◆ **EXTRACTED ENTRIES**
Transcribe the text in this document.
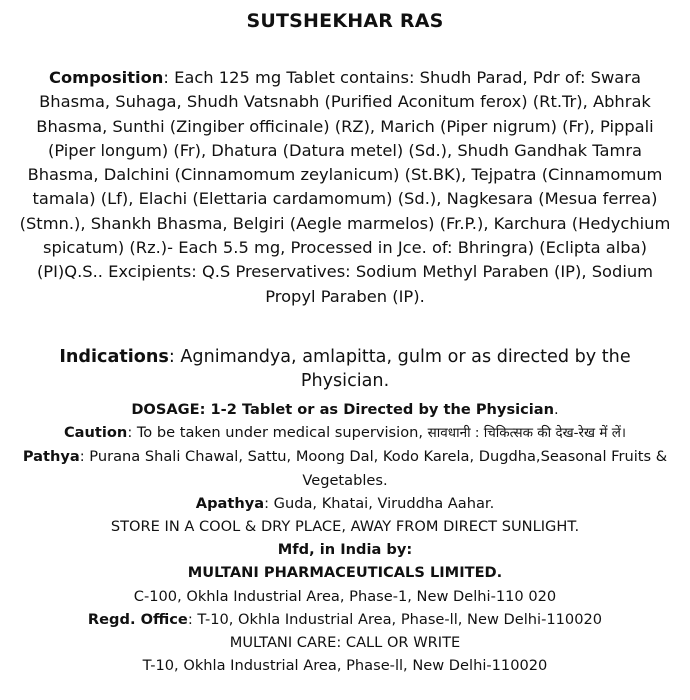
SUTSHEKHAR RAS
Composition: Each 125 mg Tablet contains: Shudh Parad, Pdr of: Swara Bhasma, Suhaga, Shudh Vatsnabh (Purified Aconitum ferox) (Rt.Tr), Abhrak Bhasma, Sunthi (Zingiber officinale) (RZ), Marich (Piper nigrum) (Fr), Pippali (Piper longum) (Fr), Dhatura (Datura metel) (Sd.), Shudh Gandhak Tamra Bhasma, Dalchini (Cinnamomum zeylanicum) (St.BK), Tejpatra (Cinnamomum tamala) (Lf), Elachi (Elettaria cardamomum) (Sd.), Nagkesara (Mesua ferrea) (Stmn.), Shankh Bhasma, Belgiri (Aegle marmelos) (Fr.P.), Karchura (Hedychium spicatum) (Rz.)- Each 5.5 mg, Processed in Jce. of: Bhringra) (Eclipta alba) (PI)Q.S.. Excipients: Q.S Preservatives: Sodium Methyl Paraben (IP), Sodium Propyl Paraben (IP).
Indications: Agnimandya, amlapitta, gulm or as directed by the Physician.

DOSAGE: 1-2 Tablet or as Directed by the Physician.

Caution: To be taken under medical supervision, सावधानी : चिकित्सक की देख-रेख में लें।

Pathya: Purana Shali Chawal, Sattu, Moong Dal, Kodo Karela, Dugdha,Seasonal Fruits & Vegetables.

Apathya: Guda, Khatai, Viruddha Aahar.

STORE IN A COOL & DRY PLACE, AWAY FROM DIRECT SUNLIGHT.

Mfd, in India by:

MULTANI PHARMACEUTICALS LIMITED.

C-100, Okhla Industrial Area, Phase-1, New Delhi-110 020

Regd. Office: T-10, Okhla Industrial Area, Phase-ll, New Delhi-110020

MULTANI CARE: CALL OR WRITE

T-10, Okhla Industrial Area, Phase-ll, New Delhi-110020
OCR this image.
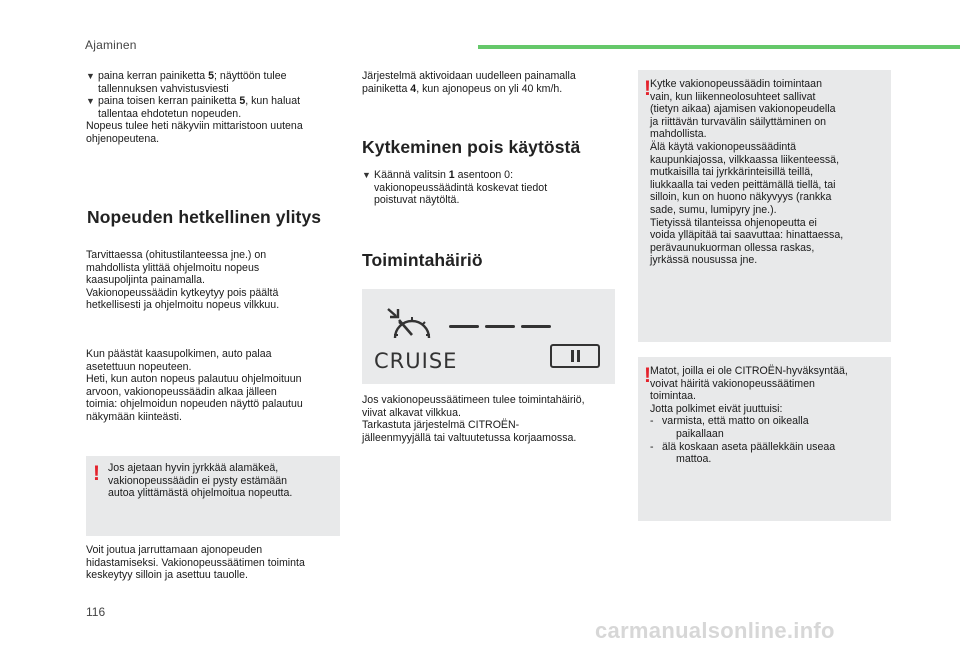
Ajaminen
▼ paina kerran painiketta 5; näyttöön tulee
tallennuksen vahvistusviesti
▼ paina toisen kerran painiketta 5, kun haluat
tallentaa ehdotetun nopeuden.
Nopeus tulee heti näkyviin mittaristoon uutena
ohjenopeutena.
Nopeuden hetkellinen ylitys
Tarvittaessa (ohitustilanteessa jne.) on
mahdollista ylittää ohjelmoitu nopeus
kaasupoljinta painamalla.
Vakionopeussäädin kytkeytyy pois päältä
hetkellisesti ja ohjelmoitu nopeus vilkkuu.
Kun päästät kaasupolkimen, auto palaa
asetettuun nopeuteen.
Heti, kun auton nopeus palautuu ohjelmoituun
arvoon, vakionopeussäädin alkaa jälleen
toimia: ohjelmoidun nopeuden näyttö palautuu
näkymään kiinteästi.
! Jos ajetaan hyvin jyrkkää alamäkeä,
vakionopeussäädin ei pysty estämään
autoa ylittämästä ohjelmoitua nopeutta.
Voit joutua jarruttamaan ajonopeuden
hidastamiseksi. Vakionopeussäätimen toiminta
keskeytyy silloin ja asettuu tauolle.
Järjestelmä aktivoidaan uudelleen painamalla
painiketta 4, kun ajonopeus on yli 40 km/h.
Kytkeminen pois käytöstä
▼ Käännä valitsin 1 asentoon 0:
vakionopeussäädintä koskevat tiedot
poistuvat näytöltä.
Toimintahäiriö
CRUISE
Jos vakionopeussäätimeen tulee toimintahäiriö,
viivat alkavat vilkkua.
Tarkastuta järjestelmä CITROËN-
jälleenmyyjällä tai valtuutetussa korjaamossa.
! Kytke vakionopeussäädin toimintaan
vain, kun liikenneolosuhteet sallivat
(tietyn aikaa) ajamisen vakionopeudella
ja riittävän turvavälin säilyttäminen on
mahdollista.
Älä käytä vakionopeussäädintä
kaupunkiajossa, vilkkaassa liikenteessä,
mutkaisilla tai jyrkkärinteisillä teillä,
liukkaalla tai veden peittämällä tiellä, tai
silloin, kun on huono näkyvyys (rankka
sade, sumu, lumipyry jne.).
Tietyissä tilanteissa ohjenopeutta ei
voida ylläpitää tai saavuttaa: hinattaessa,
perävaunukuorman ollessa raskas,
jyrkässä nousussa jne.
! Matot, joilla ei ole CITROËN-hyväksyntää,
voivat häiritä vakionopeussäätimen
toimintaa.
Jotta polkimet eivät juuttuisi:
- varmista, että matto on oikealla
paikallaan
- älä koskaan aseta päällekkäin useaa
mattoa.
116
carmanualsonline.info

◆ **TASK GOAL**
Check the records above line by line and tally those holding the string "Area". Answer with the number only.

◆ **RESPONSE TO THE TASK**
3